[TEXT UNDER STUDY Boundary: Start]

[env-trinity] Two Rivers Tribune Movie Review: Over Troubled Waters

Tom Stokely tstokely at att.net
Tue Nov 27 11:48:21 PST 2012


http://www.tworiverstribune.com/2012/11/trt-movie-review-over-troubled-waters/ 
TRT Movie Review: Over Troubled Waters

The Fate of California is in Your Hands
By KAYLA CARPENTER, TRT Contributing Writer

Directed By Russ Fisher, Narrated By Ed Begley. Produced by Media Creations, Restore the Delta, and Open Ocean.

Over Troubled Waters is a documentary released this summer, and it’s about two things: the Sacramento-San Joaquin Delta, and planned multibillion-dollar water transfer project that threatens the Delta. With it making its rounds in film festivals and premieres throughout the state, I was able to make a packed premiere in Stockton.

The film starts with a scenic mountain river, and narrator’s voice booming: “In the golden state, water has always been the greatest treasure, the resource most worth fighting for and controlling.”

Cutting to a dry lakebed where Owen’s Lake once was, and then wetlands, we learn about the closed Kesterson National Wildlife Refuge. There, toxins from corporate agribusiness cause deformities in local wildlife. The message: that the powerful water interests that have changed these areas still control state water resources and politics.

For 45 minutes the film is information packed. You meet sports fisherman and Delta family farmers who are up against corporate agriculture, and plans for new $12 billion water export tunnels. Each is the size of the Panama Canal, and will divert water south from the Sacramento River, bypassing most of the Delta in the Bay Area. The impacts to the Delta region are projected to be devastating. Without freshwater coming in, saltwater takes over.

In 1982, voters overturned a similar Peripheral Canal project. The plan is back, this time as underground tunnels. After watching, my question was, with a bigger, faster, conveyance system and pumps, where will the water come from?

[TEXT UNDER STUDY Boundary: End]
[DATA EXTRACT Boundary: Start]

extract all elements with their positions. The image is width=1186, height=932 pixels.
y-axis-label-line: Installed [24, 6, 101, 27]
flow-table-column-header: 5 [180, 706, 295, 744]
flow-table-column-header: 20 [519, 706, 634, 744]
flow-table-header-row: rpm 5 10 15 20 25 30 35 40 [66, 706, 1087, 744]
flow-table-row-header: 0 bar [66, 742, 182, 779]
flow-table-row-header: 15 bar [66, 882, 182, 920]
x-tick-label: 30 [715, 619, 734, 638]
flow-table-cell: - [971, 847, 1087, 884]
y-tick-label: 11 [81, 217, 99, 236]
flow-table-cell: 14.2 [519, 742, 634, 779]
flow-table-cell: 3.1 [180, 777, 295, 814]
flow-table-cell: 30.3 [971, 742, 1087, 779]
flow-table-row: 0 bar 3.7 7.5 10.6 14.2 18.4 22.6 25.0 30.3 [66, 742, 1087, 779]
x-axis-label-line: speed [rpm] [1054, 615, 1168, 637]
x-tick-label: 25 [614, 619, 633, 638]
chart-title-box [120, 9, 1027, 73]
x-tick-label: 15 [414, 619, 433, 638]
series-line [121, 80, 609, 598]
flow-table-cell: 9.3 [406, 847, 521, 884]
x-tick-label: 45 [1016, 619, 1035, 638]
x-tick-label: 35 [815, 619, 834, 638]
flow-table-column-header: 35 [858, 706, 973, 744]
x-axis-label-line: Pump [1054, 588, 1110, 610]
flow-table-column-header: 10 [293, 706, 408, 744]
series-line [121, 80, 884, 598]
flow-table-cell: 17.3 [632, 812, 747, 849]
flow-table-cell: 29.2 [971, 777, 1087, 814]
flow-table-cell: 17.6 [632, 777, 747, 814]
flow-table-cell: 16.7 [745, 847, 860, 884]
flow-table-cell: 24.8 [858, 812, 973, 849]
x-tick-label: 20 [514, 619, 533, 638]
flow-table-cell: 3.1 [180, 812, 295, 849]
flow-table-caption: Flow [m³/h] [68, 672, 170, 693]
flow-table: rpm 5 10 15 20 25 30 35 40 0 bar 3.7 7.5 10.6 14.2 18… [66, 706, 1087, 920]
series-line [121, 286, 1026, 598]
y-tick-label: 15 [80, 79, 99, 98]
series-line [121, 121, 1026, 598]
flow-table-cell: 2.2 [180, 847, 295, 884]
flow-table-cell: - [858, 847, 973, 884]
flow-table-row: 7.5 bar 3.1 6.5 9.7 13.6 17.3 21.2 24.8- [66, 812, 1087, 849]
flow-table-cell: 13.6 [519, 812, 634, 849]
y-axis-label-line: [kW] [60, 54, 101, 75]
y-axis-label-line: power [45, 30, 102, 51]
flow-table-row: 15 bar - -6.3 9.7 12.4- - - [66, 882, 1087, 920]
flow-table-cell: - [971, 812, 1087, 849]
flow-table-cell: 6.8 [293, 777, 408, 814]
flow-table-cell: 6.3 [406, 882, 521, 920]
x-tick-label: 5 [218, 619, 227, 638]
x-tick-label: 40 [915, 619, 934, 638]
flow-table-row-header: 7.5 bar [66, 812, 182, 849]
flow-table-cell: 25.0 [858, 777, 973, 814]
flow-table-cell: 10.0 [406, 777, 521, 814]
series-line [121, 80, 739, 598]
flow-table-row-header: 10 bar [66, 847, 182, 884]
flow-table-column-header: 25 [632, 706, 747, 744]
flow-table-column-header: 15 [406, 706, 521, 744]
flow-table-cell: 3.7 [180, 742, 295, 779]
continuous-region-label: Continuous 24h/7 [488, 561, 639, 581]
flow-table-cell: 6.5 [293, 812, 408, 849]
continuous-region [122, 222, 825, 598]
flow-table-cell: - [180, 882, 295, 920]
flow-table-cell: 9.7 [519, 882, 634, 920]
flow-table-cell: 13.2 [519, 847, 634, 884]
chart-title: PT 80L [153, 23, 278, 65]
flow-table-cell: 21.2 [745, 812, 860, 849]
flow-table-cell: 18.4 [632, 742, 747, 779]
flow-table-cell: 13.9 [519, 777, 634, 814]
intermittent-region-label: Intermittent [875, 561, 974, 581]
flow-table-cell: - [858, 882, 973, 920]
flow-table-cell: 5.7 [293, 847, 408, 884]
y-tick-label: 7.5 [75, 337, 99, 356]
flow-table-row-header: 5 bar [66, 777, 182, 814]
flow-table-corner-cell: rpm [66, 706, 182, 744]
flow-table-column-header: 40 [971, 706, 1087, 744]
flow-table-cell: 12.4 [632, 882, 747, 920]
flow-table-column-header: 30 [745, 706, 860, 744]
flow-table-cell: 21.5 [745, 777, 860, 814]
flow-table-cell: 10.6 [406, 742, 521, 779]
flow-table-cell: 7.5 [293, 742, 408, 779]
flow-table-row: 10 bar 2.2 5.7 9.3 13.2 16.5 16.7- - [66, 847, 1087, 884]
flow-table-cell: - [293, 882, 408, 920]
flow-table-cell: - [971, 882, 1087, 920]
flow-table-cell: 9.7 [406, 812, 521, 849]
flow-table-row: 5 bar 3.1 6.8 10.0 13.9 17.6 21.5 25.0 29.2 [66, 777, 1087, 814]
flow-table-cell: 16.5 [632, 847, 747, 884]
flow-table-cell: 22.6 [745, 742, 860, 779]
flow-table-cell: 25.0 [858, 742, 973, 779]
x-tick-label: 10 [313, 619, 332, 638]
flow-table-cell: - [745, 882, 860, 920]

[DATA EXTRACT Boundary: End]

PROBLEMS AND TASKS:
a) Reproduce the movie review word for word, everything from "In 1982, voters" down to "water come from?".
b) According to the movie review, in what year did voters overturn a similar Peripheral Canal project?

ANSWERS FOR THE EXERCISE:
a)
In 1982, voters overturned a similar Peripheral Canal project. The plan is back, this time as underground tunnels. After watching, my question was, with a bigger, faster, conveyance system and pumps, where will the water come from?

b) 1982